** Work to be completed **
How many lines in the records below contain the word "from"? Give only the number.
·····
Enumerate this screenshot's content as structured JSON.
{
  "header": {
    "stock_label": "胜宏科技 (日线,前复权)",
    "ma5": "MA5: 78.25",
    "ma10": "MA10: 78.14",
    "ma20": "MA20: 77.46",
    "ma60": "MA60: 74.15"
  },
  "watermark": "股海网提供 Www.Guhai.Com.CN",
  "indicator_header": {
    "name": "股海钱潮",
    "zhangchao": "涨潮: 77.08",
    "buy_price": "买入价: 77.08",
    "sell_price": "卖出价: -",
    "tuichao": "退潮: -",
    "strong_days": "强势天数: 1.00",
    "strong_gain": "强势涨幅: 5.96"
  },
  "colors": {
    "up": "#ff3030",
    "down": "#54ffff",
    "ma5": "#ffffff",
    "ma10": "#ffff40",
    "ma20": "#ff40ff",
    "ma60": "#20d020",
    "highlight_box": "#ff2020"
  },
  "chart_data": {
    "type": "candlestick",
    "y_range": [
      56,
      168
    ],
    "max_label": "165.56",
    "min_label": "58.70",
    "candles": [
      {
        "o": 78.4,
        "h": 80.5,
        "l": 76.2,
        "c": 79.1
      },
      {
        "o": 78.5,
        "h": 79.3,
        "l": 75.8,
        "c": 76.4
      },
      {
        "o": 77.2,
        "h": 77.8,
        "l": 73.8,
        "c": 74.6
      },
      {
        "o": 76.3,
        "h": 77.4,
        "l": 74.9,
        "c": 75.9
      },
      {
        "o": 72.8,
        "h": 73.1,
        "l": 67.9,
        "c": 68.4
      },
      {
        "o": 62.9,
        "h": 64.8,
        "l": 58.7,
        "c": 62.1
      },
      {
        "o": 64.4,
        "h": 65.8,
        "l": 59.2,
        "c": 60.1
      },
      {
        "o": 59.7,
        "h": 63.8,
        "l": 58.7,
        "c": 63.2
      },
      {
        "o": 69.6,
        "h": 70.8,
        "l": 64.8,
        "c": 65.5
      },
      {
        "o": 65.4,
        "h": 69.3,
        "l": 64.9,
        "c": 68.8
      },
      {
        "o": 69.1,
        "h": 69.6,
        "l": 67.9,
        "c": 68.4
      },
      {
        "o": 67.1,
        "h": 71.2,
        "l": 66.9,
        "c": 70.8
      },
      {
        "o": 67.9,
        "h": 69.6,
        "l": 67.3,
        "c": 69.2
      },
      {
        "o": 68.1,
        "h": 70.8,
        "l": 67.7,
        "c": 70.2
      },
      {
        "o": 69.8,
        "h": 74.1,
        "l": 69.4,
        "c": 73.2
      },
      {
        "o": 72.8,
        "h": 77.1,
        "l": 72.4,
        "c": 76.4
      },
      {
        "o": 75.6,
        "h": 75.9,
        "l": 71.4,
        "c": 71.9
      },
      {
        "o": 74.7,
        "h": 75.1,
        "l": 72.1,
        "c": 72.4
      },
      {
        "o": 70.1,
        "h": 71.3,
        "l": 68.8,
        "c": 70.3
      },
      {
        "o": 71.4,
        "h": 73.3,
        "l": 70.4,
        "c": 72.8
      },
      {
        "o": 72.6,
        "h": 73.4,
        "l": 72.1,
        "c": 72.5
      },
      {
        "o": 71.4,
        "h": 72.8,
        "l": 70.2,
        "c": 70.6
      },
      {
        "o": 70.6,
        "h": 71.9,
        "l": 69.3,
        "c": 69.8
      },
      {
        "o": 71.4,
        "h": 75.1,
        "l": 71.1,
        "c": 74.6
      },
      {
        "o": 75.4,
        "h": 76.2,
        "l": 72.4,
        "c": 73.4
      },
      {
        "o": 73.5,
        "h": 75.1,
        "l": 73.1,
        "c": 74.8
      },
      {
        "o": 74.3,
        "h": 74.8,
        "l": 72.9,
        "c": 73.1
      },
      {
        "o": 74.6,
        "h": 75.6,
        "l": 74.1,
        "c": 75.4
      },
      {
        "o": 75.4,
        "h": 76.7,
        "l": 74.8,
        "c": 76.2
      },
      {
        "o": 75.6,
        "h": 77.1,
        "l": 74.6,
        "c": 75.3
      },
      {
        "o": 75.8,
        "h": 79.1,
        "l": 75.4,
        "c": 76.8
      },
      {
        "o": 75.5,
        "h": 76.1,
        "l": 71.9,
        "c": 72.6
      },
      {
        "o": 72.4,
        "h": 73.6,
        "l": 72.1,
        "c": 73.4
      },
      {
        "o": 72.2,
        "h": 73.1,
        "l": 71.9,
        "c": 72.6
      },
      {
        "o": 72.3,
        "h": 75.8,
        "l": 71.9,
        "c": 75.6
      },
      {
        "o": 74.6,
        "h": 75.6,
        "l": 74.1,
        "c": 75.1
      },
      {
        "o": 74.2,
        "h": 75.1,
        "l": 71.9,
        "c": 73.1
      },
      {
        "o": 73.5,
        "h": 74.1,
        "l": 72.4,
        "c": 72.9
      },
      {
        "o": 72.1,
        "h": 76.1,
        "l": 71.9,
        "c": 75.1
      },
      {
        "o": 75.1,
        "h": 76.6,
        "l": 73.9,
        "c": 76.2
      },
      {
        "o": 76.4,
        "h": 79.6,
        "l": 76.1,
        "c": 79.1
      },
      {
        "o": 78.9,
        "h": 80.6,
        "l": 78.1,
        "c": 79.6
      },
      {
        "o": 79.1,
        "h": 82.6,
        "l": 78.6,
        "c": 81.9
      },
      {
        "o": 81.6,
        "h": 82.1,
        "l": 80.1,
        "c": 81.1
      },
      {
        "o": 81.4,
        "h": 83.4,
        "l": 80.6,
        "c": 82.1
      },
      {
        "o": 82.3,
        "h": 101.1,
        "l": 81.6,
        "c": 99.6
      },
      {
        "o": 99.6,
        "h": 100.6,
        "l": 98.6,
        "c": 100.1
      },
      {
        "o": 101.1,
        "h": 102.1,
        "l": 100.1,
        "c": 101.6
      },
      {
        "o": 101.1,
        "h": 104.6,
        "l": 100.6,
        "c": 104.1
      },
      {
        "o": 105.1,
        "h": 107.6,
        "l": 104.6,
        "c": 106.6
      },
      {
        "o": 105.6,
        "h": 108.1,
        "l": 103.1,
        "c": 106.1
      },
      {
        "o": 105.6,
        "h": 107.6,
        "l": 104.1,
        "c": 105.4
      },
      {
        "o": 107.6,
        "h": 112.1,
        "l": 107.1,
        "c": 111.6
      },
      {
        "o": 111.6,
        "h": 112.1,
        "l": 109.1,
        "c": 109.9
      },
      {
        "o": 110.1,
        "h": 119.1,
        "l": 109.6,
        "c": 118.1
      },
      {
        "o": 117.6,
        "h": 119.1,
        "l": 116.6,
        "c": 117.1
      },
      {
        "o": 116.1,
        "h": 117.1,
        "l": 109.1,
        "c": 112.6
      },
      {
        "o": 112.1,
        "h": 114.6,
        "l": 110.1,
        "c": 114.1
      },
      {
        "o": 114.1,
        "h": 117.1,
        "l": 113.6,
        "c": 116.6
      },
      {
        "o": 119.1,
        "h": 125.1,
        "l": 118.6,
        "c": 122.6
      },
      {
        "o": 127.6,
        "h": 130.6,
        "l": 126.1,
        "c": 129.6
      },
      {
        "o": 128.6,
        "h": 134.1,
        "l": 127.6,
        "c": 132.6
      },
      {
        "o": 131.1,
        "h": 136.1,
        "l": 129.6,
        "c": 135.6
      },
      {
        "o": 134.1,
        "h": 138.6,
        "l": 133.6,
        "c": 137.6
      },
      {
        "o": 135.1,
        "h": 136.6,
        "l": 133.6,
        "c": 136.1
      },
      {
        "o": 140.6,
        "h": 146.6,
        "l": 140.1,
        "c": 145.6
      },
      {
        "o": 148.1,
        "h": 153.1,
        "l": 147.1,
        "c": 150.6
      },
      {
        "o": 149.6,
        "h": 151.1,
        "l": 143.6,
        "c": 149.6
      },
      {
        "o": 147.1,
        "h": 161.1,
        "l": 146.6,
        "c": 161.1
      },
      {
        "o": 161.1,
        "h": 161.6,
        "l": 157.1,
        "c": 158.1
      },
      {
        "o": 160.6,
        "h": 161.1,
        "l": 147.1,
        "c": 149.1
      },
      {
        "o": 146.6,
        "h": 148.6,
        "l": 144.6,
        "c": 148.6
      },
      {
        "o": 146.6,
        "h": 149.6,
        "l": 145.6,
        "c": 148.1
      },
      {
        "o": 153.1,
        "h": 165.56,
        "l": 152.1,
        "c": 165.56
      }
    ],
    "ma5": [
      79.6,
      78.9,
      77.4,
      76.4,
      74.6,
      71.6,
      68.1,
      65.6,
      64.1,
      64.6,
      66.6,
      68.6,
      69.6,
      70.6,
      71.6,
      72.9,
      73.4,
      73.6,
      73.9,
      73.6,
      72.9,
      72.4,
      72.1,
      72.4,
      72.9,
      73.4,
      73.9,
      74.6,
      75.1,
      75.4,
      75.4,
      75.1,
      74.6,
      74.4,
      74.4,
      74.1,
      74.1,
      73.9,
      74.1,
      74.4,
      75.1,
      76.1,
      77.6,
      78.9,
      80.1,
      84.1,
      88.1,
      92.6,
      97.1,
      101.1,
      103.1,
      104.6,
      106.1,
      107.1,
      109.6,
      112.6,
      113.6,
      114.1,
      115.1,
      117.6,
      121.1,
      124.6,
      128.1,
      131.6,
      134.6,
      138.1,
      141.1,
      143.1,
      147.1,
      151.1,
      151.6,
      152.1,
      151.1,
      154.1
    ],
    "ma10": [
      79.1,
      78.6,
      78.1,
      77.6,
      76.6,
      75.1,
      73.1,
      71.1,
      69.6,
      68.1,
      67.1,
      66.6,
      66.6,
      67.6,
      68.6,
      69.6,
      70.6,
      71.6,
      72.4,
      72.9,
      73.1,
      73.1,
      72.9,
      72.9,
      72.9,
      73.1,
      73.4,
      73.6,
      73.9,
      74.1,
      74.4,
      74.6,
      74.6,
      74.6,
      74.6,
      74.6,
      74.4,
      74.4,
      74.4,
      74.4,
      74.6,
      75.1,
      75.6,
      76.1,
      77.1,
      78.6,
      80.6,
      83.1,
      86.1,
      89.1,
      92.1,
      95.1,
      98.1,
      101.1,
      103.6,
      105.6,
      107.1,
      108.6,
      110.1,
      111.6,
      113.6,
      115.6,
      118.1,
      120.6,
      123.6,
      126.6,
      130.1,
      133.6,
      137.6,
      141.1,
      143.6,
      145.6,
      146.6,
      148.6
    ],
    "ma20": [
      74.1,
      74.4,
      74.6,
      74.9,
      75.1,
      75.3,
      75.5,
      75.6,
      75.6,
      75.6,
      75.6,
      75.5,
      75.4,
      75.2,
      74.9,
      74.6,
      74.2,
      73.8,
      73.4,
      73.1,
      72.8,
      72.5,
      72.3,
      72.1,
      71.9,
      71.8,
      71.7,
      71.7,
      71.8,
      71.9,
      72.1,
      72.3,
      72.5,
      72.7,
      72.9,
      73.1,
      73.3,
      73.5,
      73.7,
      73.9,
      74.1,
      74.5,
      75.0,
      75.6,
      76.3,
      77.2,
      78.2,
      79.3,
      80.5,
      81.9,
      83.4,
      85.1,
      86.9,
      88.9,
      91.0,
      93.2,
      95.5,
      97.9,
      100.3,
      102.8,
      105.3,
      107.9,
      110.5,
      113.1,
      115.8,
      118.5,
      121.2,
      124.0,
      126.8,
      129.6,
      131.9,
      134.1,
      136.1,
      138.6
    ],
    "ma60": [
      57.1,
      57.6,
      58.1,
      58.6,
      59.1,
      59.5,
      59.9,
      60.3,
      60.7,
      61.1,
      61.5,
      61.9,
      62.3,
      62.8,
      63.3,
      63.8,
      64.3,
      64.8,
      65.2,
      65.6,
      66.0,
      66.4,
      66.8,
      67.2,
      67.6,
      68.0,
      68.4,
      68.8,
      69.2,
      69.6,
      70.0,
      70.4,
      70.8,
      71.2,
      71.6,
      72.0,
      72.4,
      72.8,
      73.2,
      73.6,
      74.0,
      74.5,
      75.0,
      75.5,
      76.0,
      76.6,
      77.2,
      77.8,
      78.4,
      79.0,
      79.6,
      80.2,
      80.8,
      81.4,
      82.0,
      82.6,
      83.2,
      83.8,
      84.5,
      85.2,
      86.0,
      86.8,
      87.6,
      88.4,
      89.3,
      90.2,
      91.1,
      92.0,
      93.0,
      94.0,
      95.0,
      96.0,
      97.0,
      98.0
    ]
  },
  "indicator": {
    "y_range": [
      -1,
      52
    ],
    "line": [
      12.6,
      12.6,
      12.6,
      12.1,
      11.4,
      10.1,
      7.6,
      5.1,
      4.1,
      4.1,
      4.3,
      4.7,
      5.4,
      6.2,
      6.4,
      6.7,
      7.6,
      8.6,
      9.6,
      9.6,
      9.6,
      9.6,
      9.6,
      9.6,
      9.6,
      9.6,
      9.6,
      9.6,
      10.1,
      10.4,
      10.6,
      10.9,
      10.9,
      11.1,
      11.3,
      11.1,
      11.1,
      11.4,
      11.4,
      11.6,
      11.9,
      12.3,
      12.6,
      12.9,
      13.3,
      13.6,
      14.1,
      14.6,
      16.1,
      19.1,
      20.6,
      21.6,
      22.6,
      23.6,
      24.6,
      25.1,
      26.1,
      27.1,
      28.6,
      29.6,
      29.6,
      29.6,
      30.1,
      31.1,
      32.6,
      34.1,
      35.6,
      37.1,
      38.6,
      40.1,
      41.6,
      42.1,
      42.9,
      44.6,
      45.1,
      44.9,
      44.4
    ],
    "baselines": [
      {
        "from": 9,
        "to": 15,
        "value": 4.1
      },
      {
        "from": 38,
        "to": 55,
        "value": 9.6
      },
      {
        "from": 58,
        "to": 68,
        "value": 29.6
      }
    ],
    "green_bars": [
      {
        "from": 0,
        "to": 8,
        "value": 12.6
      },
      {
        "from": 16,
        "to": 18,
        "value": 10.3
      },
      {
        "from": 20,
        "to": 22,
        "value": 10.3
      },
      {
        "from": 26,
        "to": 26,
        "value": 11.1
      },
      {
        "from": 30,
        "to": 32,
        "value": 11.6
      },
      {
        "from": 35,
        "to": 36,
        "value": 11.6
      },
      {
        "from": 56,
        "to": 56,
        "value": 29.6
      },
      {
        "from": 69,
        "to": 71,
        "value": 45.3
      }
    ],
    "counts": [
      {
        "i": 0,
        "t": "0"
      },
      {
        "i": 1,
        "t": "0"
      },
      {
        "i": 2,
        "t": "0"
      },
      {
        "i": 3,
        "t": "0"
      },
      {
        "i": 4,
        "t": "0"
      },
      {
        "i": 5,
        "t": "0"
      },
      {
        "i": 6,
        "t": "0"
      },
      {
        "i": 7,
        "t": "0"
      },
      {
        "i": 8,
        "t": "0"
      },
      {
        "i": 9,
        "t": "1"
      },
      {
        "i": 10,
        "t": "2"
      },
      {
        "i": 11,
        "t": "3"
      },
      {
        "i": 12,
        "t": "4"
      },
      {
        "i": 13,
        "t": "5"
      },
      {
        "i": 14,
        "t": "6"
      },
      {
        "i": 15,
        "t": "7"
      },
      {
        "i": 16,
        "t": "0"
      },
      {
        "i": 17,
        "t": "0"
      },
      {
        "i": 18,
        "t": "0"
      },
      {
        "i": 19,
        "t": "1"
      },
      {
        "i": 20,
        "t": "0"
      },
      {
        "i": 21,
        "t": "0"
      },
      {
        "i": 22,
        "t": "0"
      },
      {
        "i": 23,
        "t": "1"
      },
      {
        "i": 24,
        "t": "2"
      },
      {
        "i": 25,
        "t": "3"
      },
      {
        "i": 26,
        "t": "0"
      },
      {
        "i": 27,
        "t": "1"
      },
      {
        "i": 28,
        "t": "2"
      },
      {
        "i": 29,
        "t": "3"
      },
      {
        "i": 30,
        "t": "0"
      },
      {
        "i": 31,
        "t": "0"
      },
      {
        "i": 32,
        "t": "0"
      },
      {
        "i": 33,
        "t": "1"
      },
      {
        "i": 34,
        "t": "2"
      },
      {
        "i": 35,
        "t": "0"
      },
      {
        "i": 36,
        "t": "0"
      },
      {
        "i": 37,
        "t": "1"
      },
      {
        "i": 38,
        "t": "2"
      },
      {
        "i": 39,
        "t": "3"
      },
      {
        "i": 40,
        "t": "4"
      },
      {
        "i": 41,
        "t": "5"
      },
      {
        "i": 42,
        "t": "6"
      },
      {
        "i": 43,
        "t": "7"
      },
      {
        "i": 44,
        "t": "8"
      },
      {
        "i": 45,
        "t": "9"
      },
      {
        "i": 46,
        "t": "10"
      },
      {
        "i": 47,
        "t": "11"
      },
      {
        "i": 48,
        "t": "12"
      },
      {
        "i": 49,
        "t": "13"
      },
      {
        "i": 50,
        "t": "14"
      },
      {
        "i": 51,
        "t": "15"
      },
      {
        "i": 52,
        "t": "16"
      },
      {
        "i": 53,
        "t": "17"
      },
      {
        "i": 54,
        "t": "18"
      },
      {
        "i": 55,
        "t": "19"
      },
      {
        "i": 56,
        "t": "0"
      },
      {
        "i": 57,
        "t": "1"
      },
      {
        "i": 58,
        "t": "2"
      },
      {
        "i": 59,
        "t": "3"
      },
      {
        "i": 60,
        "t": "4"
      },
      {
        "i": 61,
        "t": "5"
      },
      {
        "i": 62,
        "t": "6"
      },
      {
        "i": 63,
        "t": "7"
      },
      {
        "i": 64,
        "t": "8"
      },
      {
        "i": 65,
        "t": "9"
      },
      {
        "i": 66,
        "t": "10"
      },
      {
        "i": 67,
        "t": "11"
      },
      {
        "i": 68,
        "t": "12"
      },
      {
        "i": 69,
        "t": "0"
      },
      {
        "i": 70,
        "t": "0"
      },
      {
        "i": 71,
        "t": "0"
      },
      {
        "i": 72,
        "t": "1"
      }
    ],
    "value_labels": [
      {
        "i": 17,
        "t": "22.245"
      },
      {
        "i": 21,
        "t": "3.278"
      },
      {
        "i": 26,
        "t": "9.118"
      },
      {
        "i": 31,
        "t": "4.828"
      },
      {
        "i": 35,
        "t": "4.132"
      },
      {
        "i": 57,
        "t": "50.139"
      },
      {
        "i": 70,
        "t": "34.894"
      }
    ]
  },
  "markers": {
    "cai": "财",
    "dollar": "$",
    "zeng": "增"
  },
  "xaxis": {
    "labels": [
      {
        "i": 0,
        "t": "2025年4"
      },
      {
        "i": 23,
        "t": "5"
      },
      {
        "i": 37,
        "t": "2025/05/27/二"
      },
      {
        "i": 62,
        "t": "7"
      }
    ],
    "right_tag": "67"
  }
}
·····
** Answer to this exercise **
11